◆ **Aim of the task**: Find the lines with the string "Vietnam" and return them.

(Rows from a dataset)
* * * * * * * * *

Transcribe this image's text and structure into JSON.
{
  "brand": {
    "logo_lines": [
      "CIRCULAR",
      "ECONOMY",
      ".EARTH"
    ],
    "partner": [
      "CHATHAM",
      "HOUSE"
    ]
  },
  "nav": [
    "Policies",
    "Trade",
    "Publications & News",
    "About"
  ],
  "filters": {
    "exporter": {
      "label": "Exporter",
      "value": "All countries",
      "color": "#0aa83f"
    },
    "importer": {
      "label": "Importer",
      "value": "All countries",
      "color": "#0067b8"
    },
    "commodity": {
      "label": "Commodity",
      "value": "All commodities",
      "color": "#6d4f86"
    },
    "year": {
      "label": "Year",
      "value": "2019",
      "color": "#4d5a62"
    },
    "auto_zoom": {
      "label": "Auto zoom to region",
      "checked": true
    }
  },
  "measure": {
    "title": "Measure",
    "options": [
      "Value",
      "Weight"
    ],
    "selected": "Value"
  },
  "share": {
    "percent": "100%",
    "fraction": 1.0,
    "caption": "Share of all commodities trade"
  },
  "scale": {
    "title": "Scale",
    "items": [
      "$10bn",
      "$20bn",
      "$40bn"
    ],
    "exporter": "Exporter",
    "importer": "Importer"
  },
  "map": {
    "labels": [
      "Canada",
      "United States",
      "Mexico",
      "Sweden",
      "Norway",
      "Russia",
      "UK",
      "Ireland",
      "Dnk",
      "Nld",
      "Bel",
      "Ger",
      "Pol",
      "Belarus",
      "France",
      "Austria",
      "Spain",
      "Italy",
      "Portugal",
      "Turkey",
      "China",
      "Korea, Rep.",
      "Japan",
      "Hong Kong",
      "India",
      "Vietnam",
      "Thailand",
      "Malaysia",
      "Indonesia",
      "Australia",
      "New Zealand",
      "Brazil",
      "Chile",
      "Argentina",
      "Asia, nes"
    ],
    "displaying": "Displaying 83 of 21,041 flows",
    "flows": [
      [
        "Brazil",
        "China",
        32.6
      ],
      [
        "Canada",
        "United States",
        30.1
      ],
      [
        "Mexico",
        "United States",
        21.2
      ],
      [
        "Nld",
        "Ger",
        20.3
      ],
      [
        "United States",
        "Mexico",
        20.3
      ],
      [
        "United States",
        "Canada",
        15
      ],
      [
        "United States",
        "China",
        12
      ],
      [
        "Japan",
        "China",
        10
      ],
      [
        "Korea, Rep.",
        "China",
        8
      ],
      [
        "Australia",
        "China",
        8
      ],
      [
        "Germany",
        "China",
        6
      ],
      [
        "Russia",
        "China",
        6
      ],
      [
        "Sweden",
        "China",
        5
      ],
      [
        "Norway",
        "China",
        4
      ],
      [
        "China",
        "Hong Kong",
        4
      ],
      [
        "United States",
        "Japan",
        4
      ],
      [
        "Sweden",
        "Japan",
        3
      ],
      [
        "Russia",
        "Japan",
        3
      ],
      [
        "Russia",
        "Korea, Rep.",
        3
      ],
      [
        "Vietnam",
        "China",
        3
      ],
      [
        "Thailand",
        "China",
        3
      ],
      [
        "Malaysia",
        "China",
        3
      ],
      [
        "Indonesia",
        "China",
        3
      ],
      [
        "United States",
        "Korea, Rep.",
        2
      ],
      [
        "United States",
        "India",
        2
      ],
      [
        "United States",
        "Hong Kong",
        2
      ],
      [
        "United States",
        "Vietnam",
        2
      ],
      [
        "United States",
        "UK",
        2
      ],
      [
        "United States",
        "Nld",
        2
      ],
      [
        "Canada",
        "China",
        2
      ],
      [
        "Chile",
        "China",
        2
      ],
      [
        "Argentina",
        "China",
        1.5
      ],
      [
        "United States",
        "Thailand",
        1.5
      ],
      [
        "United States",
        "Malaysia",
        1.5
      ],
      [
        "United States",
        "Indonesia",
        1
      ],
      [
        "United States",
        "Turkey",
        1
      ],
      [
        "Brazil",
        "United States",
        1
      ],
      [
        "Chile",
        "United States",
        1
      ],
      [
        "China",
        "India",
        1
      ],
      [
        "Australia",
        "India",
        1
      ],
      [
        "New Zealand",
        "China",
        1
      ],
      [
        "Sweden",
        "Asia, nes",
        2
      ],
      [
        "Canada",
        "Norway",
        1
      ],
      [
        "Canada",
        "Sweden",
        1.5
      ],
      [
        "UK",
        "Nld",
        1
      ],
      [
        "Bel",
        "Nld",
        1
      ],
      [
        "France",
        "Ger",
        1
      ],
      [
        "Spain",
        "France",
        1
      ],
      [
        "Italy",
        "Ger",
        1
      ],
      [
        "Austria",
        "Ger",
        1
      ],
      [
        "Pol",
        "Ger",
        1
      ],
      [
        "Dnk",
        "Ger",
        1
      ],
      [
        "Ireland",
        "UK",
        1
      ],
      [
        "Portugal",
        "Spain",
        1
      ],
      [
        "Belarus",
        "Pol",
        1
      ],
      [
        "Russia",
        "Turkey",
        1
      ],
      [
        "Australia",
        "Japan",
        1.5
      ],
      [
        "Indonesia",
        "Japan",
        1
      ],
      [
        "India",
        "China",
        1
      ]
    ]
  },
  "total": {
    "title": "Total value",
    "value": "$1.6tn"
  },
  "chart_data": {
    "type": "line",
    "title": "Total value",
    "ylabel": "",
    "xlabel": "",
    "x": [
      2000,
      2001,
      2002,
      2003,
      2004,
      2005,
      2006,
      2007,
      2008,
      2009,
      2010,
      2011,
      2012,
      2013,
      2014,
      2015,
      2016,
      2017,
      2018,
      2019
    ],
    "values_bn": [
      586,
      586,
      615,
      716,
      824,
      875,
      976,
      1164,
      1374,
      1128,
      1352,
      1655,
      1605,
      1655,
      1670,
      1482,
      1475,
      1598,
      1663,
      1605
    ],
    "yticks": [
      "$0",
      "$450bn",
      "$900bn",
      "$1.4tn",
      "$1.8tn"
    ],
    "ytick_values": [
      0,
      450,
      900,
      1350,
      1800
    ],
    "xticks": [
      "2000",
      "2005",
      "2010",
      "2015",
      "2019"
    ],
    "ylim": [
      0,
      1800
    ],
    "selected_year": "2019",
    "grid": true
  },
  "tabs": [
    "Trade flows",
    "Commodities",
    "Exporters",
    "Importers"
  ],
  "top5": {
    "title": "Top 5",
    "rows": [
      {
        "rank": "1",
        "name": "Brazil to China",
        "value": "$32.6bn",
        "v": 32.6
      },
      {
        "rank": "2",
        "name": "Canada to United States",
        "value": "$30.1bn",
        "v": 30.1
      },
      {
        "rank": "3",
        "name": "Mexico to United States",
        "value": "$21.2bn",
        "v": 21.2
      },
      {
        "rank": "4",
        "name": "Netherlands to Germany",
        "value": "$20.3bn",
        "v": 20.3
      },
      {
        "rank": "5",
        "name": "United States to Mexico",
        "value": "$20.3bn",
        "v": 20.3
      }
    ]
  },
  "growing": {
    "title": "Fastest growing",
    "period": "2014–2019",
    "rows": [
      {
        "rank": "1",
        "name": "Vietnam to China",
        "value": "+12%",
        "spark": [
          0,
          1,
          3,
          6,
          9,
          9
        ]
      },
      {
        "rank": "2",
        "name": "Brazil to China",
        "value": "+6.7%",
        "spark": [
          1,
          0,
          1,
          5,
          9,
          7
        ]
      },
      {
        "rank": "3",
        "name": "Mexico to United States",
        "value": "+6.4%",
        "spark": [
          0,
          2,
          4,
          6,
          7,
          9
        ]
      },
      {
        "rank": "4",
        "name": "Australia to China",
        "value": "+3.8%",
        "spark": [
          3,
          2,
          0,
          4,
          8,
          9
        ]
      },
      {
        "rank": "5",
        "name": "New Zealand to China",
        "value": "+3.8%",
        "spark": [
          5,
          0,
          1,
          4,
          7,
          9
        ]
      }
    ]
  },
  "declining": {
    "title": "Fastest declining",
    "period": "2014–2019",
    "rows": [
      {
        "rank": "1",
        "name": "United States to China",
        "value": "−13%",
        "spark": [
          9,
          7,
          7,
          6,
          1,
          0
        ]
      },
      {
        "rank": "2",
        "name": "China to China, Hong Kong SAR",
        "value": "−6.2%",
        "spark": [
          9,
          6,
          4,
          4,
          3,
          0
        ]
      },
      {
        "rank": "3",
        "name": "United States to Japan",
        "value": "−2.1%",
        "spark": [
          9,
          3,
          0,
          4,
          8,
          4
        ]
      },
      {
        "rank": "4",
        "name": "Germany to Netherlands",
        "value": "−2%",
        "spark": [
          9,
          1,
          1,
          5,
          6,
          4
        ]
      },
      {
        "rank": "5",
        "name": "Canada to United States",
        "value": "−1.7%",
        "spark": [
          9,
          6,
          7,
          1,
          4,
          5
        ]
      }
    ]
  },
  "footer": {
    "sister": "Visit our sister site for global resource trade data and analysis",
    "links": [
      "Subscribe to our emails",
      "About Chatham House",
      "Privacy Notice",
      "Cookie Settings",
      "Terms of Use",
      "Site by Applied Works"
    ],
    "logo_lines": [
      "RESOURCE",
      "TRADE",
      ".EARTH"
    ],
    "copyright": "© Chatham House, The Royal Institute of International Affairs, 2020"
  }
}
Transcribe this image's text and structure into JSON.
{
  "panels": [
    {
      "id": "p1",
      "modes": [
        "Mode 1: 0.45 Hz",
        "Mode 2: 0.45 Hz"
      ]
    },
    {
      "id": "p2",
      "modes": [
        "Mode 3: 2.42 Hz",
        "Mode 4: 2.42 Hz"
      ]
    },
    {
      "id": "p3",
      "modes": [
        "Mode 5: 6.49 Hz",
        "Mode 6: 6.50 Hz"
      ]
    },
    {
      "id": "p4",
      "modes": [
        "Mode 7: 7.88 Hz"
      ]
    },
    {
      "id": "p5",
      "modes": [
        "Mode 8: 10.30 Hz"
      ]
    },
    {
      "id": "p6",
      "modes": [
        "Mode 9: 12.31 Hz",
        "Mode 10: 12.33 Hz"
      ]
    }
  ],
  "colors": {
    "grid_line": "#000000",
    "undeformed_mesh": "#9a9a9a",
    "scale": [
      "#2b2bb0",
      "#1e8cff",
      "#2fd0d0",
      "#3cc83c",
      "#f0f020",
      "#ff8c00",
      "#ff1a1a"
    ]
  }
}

* * * * * * * * *

◆ **Exercise answer**:
      "Vietnam",
        "Vietnam",
        "Vietnam",
        "name": "Vietnam to China",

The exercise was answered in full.